-- Input rows --
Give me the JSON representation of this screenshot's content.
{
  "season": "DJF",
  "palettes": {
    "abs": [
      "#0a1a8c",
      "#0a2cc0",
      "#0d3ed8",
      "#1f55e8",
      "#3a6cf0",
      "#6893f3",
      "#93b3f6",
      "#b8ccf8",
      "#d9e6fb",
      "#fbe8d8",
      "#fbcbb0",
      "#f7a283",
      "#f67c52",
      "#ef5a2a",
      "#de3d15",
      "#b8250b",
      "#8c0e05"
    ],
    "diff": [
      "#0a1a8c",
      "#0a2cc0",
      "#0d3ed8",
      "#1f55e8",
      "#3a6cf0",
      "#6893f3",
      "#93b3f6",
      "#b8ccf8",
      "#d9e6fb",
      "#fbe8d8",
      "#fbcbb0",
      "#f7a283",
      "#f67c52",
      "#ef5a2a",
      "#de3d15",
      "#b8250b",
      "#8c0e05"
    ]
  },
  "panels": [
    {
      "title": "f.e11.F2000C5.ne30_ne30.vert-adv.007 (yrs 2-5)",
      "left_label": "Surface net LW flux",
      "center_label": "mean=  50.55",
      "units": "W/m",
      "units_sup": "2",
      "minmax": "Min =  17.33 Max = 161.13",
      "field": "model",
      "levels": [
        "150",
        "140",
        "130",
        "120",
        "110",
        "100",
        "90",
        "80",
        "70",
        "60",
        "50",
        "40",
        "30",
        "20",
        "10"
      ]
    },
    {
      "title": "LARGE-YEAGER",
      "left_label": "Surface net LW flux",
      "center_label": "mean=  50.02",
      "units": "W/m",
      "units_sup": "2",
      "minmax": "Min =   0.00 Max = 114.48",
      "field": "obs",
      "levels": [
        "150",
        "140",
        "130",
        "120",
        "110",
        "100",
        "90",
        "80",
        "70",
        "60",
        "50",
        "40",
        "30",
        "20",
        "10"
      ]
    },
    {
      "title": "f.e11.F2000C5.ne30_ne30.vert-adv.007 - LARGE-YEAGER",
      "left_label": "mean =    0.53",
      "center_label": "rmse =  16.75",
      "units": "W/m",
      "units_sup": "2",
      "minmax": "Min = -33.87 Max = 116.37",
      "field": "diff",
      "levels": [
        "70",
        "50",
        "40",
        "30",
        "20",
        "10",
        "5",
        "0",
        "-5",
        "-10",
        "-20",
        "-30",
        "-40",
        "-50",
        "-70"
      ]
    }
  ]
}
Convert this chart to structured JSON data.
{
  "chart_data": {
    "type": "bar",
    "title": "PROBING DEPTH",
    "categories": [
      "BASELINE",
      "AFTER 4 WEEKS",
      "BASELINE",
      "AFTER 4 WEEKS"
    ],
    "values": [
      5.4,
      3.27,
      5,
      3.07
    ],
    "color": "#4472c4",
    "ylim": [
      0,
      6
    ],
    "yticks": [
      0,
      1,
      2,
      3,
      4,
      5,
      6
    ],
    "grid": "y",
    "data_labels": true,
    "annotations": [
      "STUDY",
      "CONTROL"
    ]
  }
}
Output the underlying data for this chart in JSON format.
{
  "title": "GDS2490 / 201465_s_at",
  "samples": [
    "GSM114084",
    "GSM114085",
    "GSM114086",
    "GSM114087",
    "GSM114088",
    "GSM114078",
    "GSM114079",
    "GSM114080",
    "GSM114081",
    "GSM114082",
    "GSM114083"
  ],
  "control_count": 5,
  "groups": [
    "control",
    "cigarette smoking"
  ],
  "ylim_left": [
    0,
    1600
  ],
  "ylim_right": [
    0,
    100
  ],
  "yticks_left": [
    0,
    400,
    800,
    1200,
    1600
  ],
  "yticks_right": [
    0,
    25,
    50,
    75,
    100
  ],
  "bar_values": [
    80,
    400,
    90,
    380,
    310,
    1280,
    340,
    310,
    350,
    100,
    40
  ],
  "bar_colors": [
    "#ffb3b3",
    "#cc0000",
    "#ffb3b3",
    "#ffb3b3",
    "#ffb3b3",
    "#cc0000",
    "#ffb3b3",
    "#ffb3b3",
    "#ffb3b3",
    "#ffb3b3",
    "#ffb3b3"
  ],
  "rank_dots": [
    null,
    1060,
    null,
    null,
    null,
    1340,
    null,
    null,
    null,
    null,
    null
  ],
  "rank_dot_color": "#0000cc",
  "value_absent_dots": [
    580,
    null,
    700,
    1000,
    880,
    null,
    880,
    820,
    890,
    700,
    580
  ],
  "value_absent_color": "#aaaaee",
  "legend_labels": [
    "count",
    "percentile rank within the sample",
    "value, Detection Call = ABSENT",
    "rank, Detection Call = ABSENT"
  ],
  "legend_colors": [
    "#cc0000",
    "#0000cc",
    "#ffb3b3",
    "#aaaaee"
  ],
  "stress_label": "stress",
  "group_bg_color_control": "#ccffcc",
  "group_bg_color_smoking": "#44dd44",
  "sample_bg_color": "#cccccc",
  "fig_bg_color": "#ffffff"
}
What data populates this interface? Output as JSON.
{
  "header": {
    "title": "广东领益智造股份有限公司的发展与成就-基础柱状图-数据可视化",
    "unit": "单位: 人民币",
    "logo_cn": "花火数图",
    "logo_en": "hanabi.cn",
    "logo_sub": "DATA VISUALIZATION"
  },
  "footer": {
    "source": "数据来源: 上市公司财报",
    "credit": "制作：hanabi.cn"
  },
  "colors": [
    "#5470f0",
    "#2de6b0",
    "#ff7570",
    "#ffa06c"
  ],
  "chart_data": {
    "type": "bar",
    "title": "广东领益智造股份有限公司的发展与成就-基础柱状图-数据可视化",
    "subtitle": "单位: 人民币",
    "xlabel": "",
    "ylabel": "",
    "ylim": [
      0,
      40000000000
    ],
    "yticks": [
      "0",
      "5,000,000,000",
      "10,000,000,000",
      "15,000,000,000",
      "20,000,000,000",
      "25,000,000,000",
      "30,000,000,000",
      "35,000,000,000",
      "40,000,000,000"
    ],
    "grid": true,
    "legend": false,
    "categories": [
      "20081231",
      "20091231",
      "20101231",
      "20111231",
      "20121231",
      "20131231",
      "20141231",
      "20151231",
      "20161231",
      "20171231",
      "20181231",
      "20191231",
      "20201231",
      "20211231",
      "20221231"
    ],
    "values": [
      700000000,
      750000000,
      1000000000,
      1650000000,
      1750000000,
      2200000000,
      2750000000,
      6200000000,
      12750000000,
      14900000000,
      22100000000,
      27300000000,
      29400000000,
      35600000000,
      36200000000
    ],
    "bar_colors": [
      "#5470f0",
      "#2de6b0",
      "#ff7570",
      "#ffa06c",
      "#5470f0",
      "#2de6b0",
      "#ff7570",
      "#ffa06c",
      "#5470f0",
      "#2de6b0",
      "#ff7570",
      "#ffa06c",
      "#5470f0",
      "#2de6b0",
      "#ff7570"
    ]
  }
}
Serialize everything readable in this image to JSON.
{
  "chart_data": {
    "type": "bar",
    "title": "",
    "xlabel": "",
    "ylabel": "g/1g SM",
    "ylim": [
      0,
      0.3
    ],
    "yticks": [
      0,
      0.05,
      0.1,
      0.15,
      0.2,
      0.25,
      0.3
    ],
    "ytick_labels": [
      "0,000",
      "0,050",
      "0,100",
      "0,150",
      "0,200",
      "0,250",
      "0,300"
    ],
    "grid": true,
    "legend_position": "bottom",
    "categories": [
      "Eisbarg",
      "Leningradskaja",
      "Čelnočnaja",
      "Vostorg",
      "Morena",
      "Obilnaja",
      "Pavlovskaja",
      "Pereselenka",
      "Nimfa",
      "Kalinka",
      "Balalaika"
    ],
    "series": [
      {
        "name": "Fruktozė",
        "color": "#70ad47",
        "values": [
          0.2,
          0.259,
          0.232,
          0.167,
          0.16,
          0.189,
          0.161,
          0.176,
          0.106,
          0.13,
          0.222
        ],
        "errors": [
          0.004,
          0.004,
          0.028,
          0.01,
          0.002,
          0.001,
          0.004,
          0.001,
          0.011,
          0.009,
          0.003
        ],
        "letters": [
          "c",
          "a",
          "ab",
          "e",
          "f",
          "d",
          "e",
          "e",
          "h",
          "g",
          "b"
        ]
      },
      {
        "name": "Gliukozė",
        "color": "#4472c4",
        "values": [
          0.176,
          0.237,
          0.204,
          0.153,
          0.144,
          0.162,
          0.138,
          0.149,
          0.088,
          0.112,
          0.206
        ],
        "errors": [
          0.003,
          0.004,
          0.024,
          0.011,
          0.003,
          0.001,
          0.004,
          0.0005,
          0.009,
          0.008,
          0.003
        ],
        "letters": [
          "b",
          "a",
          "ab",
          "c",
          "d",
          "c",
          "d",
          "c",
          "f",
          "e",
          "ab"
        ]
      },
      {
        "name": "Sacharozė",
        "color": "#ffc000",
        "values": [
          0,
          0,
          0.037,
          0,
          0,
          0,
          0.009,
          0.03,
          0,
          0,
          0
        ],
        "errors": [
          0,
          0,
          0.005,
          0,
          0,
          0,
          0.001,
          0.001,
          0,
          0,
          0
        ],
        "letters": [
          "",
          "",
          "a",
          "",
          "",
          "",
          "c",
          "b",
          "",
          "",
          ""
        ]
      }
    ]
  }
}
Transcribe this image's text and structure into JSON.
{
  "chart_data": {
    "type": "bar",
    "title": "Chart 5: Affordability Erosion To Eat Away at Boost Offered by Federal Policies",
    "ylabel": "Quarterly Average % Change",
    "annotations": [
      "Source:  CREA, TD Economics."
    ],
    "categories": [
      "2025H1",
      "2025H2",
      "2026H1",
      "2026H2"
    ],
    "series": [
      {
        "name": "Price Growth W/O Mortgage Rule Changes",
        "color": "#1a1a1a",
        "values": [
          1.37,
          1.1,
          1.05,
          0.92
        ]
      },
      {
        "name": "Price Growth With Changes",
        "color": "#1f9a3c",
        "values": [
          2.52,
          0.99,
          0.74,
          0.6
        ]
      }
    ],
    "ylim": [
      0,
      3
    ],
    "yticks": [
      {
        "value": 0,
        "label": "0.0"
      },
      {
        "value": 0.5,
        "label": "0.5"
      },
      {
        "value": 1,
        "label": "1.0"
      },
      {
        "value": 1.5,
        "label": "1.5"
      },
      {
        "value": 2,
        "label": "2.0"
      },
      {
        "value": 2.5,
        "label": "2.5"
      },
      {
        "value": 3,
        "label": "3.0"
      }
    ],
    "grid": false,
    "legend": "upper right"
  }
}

-- Problem requirements --
Your task is to extract the lines running from the one with "Transcribe this image's" to the end of the material, inclusive, copying each exactly and adding nothing.

-- Final answer --
Transcribe this image's text and structure into JSON.
{
  "chart_data": {
    "type": "bar",
    "title": "Chart 5: Affordability Erosion To Eat Away at Boost Offered by Federal Policies",
    "ylabel": "Quarterly Average % Change",
    "annotations": [
      "Source:  CREA, TD Economics."
    ],
    "categories": [
      "2025H1",
      "2025H2",
      "2026H1",
      "2026H2"
    ],
    "series": [
      {
        "name": "Price Growth W/O Mortgage Rule Changes",
        "color": "#1a1a1a",
        "values": [
          1.37,
          1.1,
          1.05,
          0.92
        ]
      },
      {
        "name": "Price Growth With Changes",
        "color": "#1f9a3c",
        "values": [
          2.52,
          0.99,
          0.74,
          0.6
        ]
      }
    ],
    "ylim": [
      0,
      3
    ],
    "yticks": [
      {
        "value": 0,
        "label": "0.0"
      },
      {
        "value": 0.5,
        "label": "0.5"
      },
      {
        "value": 1,
        "label": "1.0"
      },
      {
        "value": 1.5,
        "label": "1.5"
      },
      {
        "value": 2,
        "label": "2.0"
      },
      {
        "value": 2.5,
        "label": "2.5"
      },
      {
        "value": 3,
        "label": "3.0"
      }
    ],
    "grid": false,
    "legend": "upper right"
  }
}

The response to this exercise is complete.